• **EXERCISE INSTRUCTIONS**
Locate every line that holds the string "Index" and copy it.

• **THE INPUT**
______
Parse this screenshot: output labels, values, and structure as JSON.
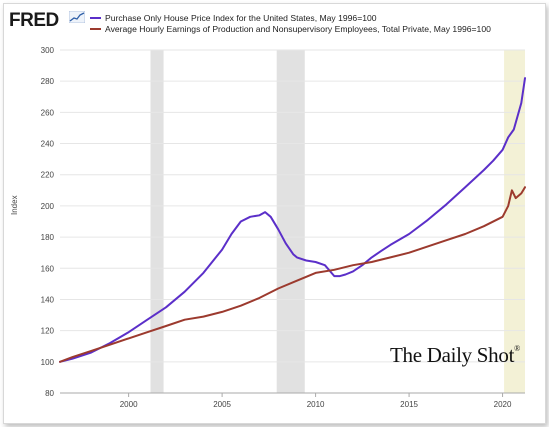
{
  "header": {
    "logo_text": "FRED",
    "logo_icon": "line-graph-icon"
  },
  "watermark": {
    "text": "The Daily Shot",
    "mark": "®"
  },
  "chart_data": {
    "type": "line",
    "title": "",
    "xlabel": "",
    "ylabel": "Index",
    "xlim": [
      1996.33,
      2021.2
    ],
    "ylim": [
      80,
      300
    ],
    "xticks": [
      2000,
      2005,
      2010,
      2015,
      2020
    ],
    "yticks": [
      80,
      100,
      120,
      140,
      160,
      180,
      200,
      220,
      240,
      260,
      280,
      300
    ],
    "grid": "horizontal",
    "legend_position": "top",
    "recessions": [
      {
        "start": 2001.17,
        "end": 2001.87,
        "color": "#e1e1e1"
      },
      {
        "start": 2007.92,
        "end": 2009.42,
        "color": "#e1e1e1"
      },
      {
        "start": 2020.08,
        "end": 2021.2,
        "color": "#f3f1d6"
      }
    ],
    "series": [
      {
        "name": "Purchase Only House Price Index for the United States, May 1996=100",
        "color": "#5b2fc9",
        "x": [
          1996.33,
          1997,
          1998,
          1999,
          2000,
          2001,
          2002,
          2003,
          2004,
          2005,
          2005.5,
          2006,
          2006.5,
          2007,
          2007.3,
          2007.6,
          2008,
          2008.4,
          2008.8,
          2009,
          2009.5,
          2010,
          2010.5,
          2011,
          2011.3,
          2011.6,
          2012,
          2012.5,
          2013,
          2013.5,
          2014,
          2015,
          2016,
          2017,
          2018,
          2019,
          2019.5,
          2020,
          2020.3,
          2020.6,
          2021,
          2021.2
        ],
        "y": [
          100,
          102,
          106,
          112,
          119,
          127,
          135,
          145,
          157,
          172,
          182,
          190,
          193,
          194,
          196,
          193,
          185,
          176,
          169,
          167,
          165,
          164,
          162,
          155,
          155,
          156,
          158,
          162,
          167,
          171,
          175,
          182,
          191,
          201,
          212,
          223,
          229,
          236,
          244,
          249,
          266,
          282
        ]
      },
      {
        "name": "Average Hourly Earnings of Production and Nonsupervisory Employees, Total Private, May 1996=100",
        "color": "#9c3a2e",
        "x": [
          1996.33,
          1997,
          1998,
          1999,
          2000,
          2001,
          2002,
          2003,
          2004,
          2005,
          2006,
          2007,
          2008,
          2009,
          2010,
          2011,
          2012,
          2013,
          2014,
          2015,
          2016,
          2017,
          2018,
          2019,
          2020,
          2020.3,
          2020.5,
          2020.7,
          2021,
          2021.2
        ],
        "y": [
          100,
          103,
          107,
          111,
          115,
          119,
          123,
          127,
          129,
          132,
          136,
          141,
          147,
          152,
          157,
          159,
          162,
          164,
          167,
          170,
          174,
          178,
          182,
          187,
          193,
          200,
          210,
          205,
          208,
          212
        ]
      }
    ]
  }
}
______
• **EXERCISE OUTPUT**
    "ylabel": "Index",
        "name": "Purchase Only House Price Index for the United States, May 1996=100",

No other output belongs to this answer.